--- Start of Data provided ---

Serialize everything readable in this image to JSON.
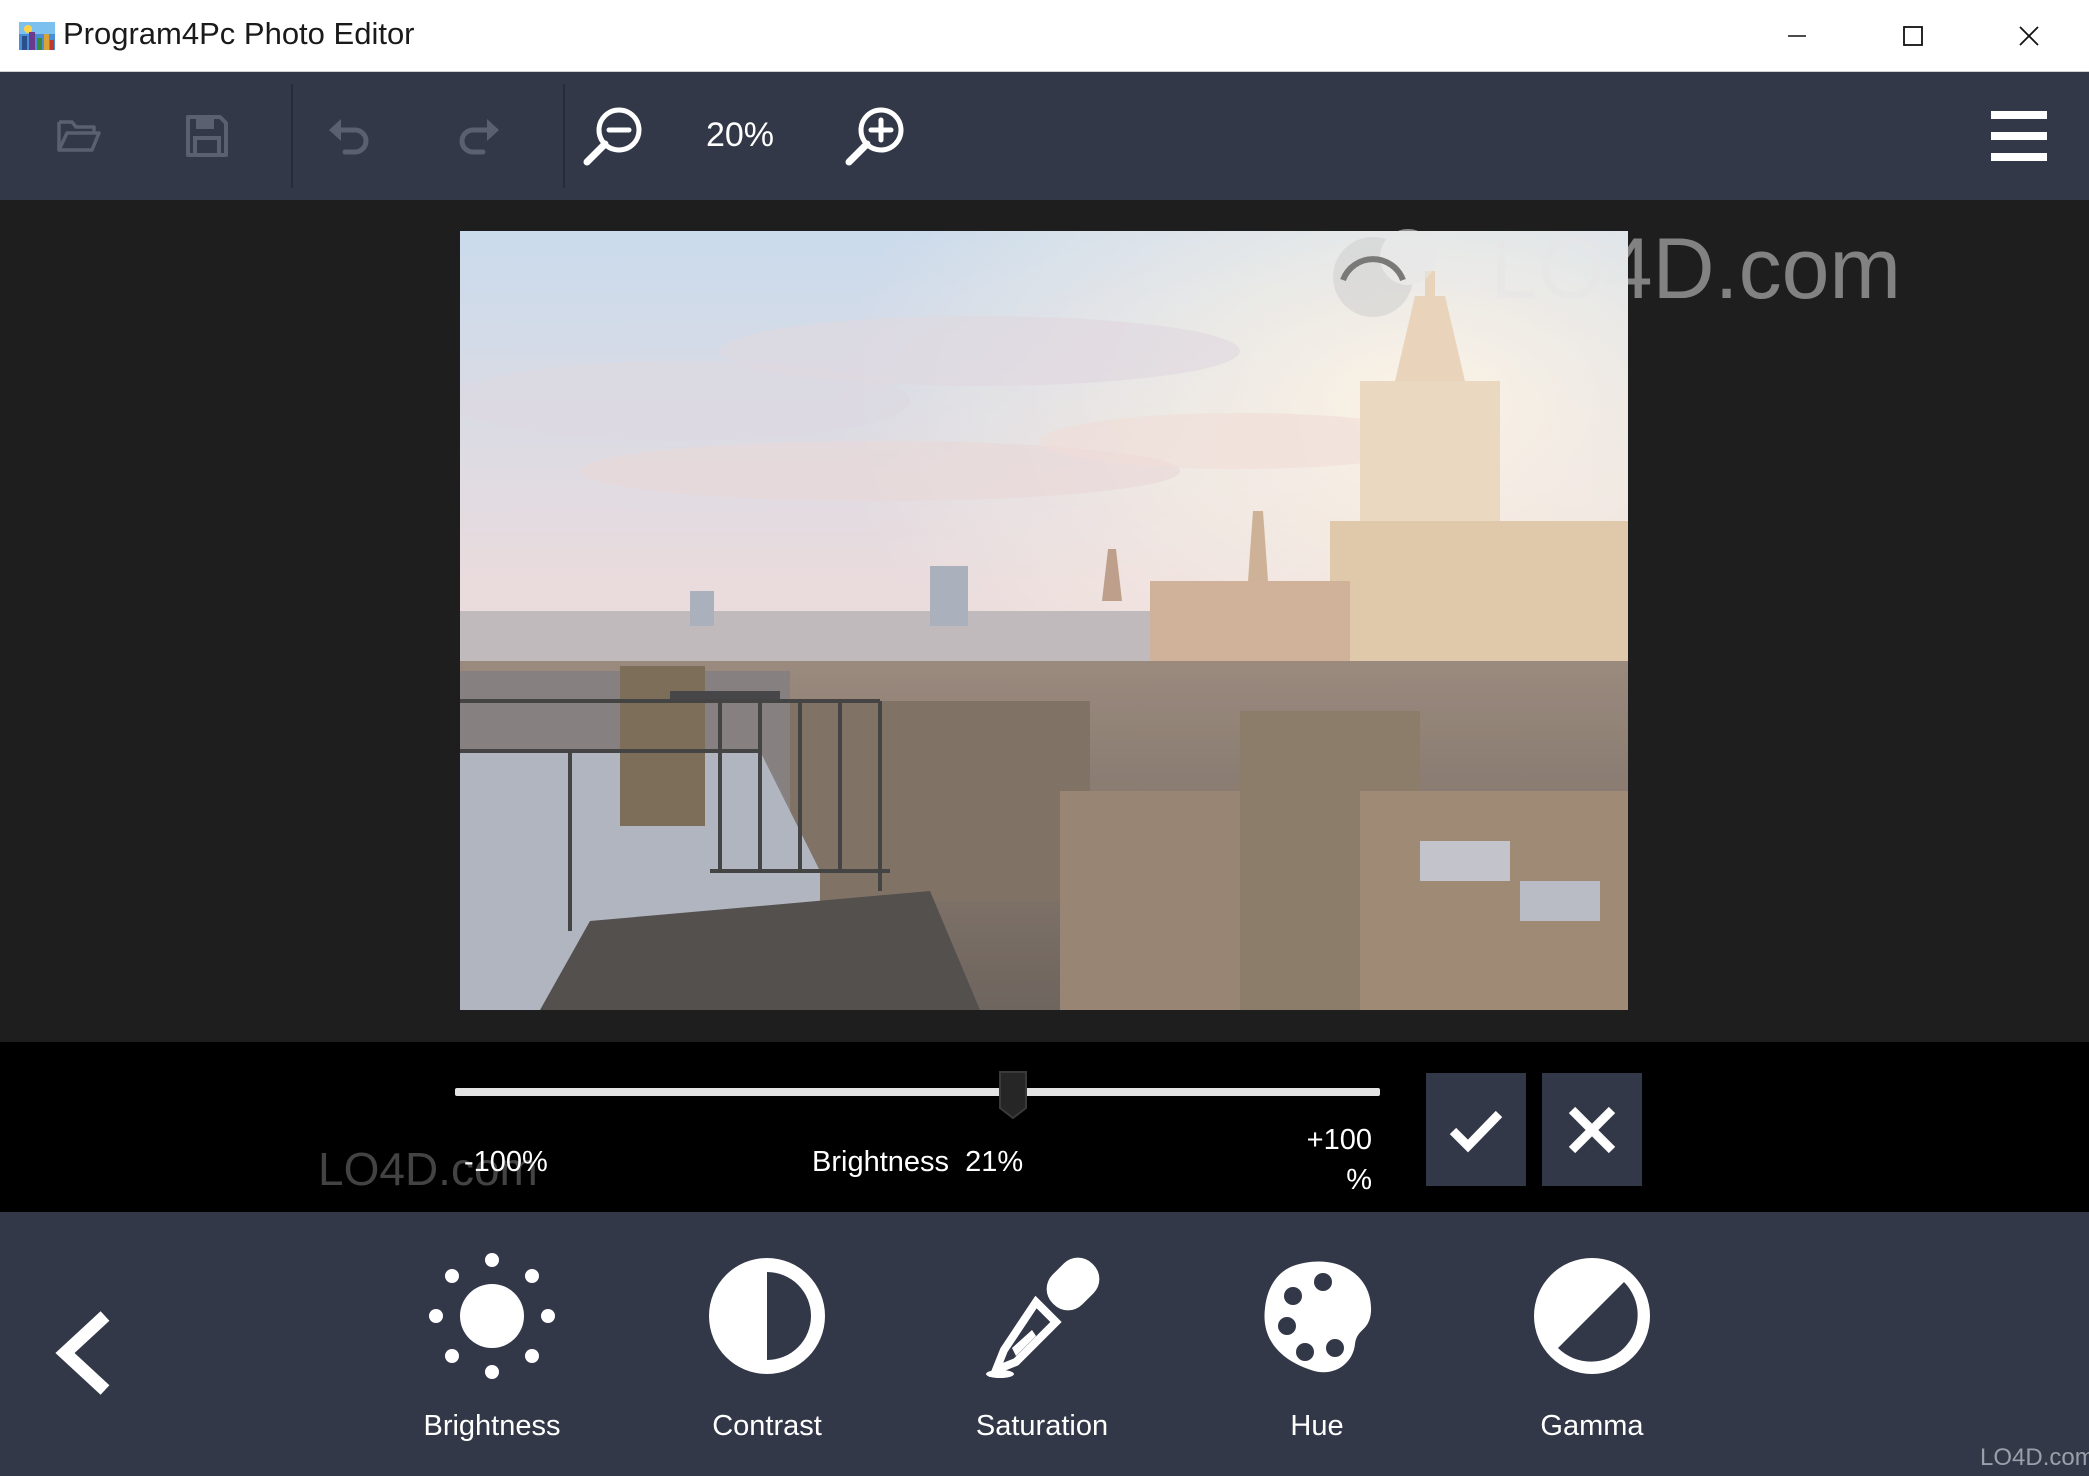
{
  "window": {
    "title": "Program4Pc Photo Editor",
    "controls": [
      "minimize",
      "maximize",
      "close"
    ]
  },
  "toolbar": {
    "icons": [
      "open-folder-icon",
      "save-icon",
      "undo-icon",
      "redo-icon",
      "zoom-out-icon",
      "zoom-in-icon",
      "hamburger-menu-icon"
    ],
    "zoom_level": "20%"
  },
  "adjustment": {
    "min_label": "-100%",
    "current_label": "Brightness",
    "current_value": "21%",
    "max_label": "+100",
    "max_unit": "%",
    "slider_value_percent": 21,
    "slider_min": -100,
    "slider_max": 100
  },
  "tools": [
    {
      "label": "Brightness",
      "icon": "sun-icon"
    },
    {
      "label": "Contrast",
      "icon": "contrast-icon"
    },
    {
      "label": "Saturation",
      "icon": "eyedropper-icon"
    },
    {
      "label": "Hue",
      "icon": "palette-icon"
    },
    {
      "label": "Gamma",
      "icon": "gamma-icon"
    }
  ],
  "watermark": {
    "text_main": "LO4D",
    "text_suffix": ".com"
  },
  "colors": {
    "toolbar_bg": "#323847",
    "canvas_bg": "#1e1e1e",
    "slider_panel_bg": "#000000"
  }
}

--- End of Data provided ---

_Work to be completed_
Go through the entries above and output them exactly, without pictures.

_Correct result_
Serialize everything readable in this image to JSON.
{
  "window": {
    "title": "Program4Pc Photo Editor",
    "controls": [
      "minimize",
      "maximize",
      "close"
    ]
  },
  "toolbar": {
    "icons": [
      "open-folder-icon",
      "save-icon",
      "undo-icon",
      "redo-icon",
      "zoom-out-icon",
      "zoom-in-icon",
      "hamburger-menu-icon"
    ],
    "zoom_level": "20%"
  },
  "adjustment": {
    "min_label": "-100%",
    "current_label": "Brightness",
    "current_value": "21%",
    "max_label": "+100",
    "max_unit": "%",
    "slider_value_percent": 21,
    "slider_min": -100,
    "slider_max": 100
  },
  "tools": [
    {
      "label": "Brightness",
      "icon": "sun-icon"
    },
    {
      "label": "Contrast",
      "icon": "contrast-icon"
    },
    {
      "label": "Saturation",
      "icon": "eyedropper-icon"
    },
    {
      "label": "Hue",
      "icon": "palette-icon"
    },
    {
      "label": "Gamma",
      "icon": "gamma-icon"
    }
  ],
  "watermark": {
    "text_main": "LO4D",
    "text_suffix": ".com"
  },
  "colors": {
    "toolbar_bg": "#323847",
    "canvas_bg": "#1e1e1e",
    "slider_panel_bg": "#000000"
  }
}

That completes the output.